# WRITTEN REQUEST:
Write out the lines of the listing between the line containing "- bar: [358, 233, 527, 269]" and the line containing "- data-label: 34.5%: [916, 144, 980, 168]", inclusive, exactly as they appear, and nothing else.

### MATERIAL FOR THIS TASK

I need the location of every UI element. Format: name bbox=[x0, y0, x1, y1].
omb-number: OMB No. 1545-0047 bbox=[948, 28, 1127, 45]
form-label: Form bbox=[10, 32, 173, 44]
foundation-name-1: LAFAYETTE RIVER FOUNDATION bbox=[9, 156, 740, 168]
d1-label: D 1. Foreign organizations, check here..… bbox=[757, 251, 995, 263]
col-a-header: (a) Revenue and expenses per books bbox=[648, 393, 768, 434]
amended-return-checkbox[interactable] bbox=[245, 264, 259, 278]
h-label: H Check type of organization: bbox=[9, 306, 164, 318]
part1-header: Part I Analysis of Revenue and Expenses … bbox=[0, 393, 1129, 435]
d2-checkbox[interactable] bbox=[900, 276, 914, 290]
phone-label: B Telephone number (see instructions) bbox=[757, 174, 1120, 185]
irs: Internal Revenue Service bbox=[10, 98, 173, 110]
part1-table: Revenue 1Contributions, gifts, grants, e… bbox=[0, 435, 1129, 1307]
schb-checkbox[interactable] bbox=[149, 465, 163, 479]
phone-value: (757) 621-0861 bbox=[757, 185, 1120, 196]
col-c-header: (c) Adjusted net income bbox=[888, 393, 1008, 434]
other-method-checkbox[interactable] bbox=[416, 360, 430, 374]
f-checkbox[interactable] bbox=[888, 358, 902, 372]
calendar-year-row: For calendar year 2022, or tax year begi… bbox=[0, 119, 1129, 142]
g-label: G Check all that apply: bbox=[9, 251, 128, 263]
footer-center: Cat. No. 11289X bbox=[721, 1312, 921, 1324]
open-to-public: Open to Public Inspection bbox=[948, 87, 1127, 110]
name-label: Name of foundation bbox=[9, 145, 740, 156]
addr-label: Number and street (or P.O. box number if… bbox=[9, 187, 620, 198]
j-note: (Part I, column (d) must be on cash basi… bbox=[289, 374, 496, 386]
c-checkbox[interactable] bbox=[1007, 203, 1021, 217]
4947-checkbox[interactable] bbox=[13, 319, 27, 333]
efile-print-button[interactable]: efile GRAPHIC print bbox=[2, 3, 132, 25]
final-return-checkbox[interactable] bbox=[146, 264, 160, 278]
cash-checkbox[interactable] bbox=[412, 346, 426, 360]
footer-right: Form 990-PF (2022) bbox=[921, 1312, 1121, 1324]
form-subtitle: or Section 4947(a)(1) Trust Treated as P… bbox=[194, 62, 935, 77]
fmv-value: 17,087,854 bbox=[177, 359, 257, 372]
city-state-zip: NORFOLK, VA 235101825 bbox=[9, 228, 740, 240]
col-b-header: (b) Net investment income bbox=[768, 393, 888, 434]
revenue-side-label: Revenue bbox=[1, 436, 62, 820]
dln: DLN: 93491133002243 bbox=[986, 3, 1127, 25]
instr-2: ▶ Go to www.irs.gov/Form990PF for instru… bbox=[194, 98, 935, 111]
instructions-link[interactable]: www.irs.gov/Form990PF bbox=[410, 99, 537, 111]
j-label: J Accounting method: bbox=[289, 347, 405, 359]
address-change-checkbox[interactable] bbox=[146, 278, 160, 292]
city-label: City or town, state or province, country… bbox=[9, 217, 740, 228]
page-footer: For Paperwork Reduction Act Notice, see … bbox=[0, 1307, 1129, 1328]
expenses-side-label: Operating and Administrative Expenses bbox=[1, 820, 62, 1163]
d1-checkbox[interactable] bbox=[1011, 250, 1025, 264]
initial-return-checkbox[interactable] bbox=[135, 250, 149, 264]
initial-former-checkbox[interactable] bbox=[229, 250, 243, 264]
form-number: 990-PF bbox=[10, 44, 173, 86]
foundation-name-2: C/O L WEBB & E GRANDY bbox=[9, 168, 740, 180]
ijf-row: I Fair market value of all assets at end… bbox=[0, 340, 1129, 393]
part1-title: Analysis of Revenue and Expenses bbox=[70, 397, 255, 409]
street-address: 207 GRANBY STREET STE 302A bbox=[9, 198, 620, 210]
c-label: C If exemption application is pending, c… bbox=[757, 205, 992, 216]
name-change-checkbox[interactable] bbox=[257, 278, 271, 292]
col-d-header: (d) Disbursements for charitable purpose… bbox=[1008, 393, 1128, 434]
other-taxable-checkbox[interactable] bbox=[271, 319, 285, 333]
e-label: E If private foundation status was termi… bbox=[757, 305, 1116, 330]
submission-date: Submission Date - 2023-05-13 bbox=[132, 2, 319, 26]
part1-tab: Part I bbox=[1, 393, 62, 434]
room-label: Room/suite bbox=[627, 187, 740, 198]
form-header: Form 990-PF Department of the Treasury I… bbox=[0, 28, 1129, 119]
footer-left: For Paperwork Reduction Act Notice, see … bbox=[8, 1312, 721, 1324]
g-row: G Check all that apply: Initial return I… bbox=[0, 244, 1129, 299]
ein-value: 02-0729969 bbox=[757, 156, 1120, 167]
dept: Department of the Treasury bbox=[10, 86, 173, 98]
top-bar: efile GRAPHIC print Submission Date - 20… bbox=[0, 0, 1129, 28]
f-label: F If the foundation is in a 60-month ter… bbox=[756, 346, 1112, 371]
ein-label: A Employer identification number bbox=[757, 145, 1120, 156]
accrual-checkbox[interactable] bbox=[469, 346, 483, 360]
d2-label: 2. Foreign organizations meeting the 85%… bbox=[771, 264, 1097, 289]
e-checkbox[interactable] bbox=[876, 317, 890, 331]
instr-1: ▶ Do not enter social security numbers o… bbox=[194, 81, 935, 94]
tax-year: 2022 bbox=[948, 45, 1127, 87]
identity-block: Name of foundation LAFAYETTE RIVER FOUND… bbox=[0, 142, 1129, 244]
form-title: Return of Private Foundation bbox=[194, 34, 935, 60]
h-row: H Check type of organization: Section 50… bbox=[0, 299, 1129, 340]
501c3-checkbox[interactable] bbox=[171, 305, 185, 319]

######
### MATERIAL FOR THIS TASK

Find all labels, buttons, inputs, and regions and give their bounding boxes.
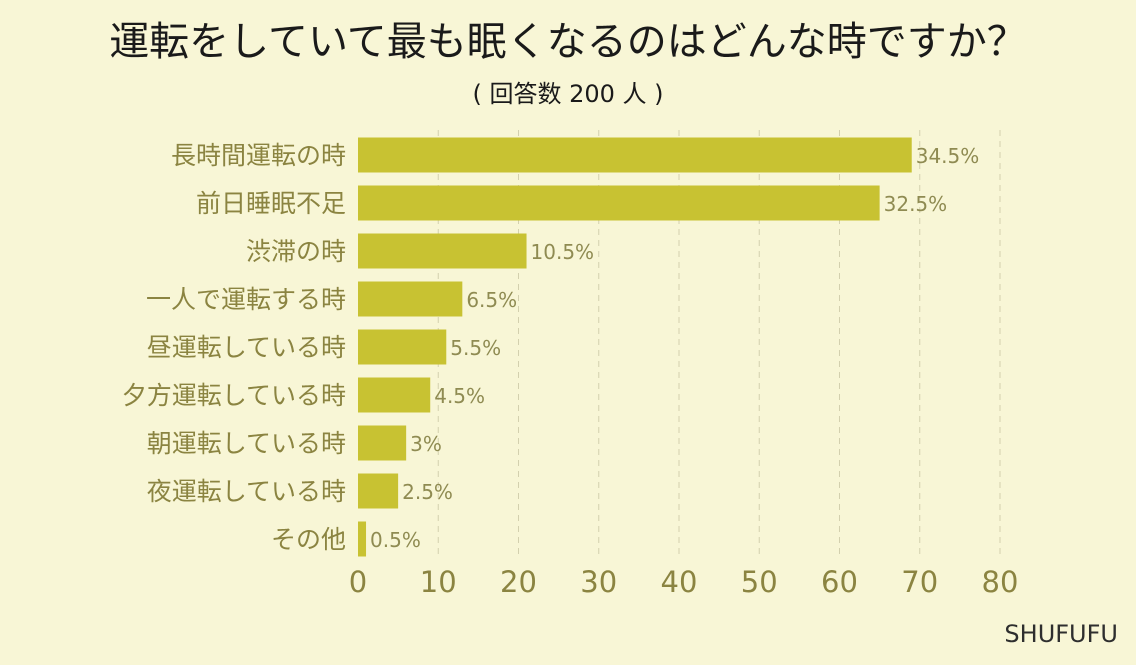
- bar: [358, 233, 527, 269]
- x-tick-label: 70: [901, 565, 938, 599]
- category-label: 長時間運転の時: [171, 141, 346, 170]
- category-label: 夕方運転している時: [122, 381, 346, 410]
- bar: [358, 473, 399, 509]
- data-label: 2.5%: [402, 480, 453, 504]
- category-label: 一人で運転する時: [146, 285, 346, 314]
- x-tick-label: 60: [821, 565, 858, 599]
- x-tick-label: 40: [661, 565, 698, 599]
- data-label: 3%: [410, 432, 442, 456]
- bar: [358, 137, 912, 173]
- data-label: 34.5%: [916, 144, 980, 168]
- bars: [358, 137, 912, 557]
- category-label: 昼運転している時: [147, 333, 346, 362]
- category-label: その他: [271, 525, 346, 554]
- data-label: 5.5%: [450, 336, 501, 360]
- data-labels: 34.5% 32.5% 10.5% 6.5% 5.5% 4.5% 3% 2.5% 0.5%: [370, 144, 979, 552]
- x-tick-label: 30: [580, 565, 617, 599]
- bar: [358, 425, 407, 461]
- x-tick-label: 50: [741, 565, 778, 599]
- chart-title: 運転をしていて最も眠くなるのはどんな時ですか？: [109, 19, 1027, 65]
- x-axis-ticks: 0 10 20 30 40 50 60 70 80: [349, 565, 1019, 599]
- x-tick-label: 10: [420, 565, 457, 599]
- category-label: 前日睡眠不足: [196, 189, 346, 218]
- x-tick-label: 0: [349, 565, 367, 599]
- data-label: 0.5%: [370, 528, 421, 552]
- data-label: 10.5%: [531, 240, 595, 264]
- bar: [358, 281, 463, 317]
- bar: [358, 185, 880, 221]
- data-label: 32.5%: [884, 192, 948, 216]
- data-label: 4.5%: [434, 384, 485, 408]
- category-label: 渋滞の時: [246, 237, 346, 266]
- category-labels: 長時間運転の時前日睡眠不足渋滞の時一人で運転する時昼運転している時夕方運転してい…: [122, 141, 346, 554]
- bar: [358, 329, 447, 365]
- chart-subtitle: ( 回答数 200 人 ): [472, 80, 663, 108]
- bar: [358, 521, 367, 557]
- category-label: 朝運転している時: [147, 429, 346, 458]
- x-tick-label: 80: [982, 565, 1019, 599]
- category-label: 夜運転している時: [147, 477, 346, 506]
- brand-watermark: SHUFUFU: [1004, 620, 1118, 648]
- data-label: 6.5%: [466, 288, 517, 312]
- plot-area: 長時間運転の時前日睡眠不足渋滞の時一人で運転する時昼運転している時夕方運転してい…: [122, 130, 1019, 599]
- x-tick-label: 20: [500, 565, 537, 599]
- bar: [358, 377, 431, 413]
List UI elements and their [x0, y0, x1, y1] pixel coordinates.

######

# THE ANSWER:
- bar: [358, 233, 527, 269]
- x-tick-label: 70: [901, 565, 938, 599]
- category-label: 長時間運転の時: [171, 141, 346, 170]
- category-label: 夕方運転している時: [122, 381, 346, 410]
- bar: [358, 473, 399, 509]
- data-label: 2.5%: [402, 480, 453, 504]
- category-label: 一人で運転する時: [146, 285, 346, 314]
- x-tick-label: 60: [821, 565, 858, 599]
- x-tick-label: 40: [661, 565, 698, 599]
- data-label: 3%: [410, 432, 442, 456]
- bar: [358, 137, 912, 173]
- data-label: 34.5%: [916, 144, 980, 168]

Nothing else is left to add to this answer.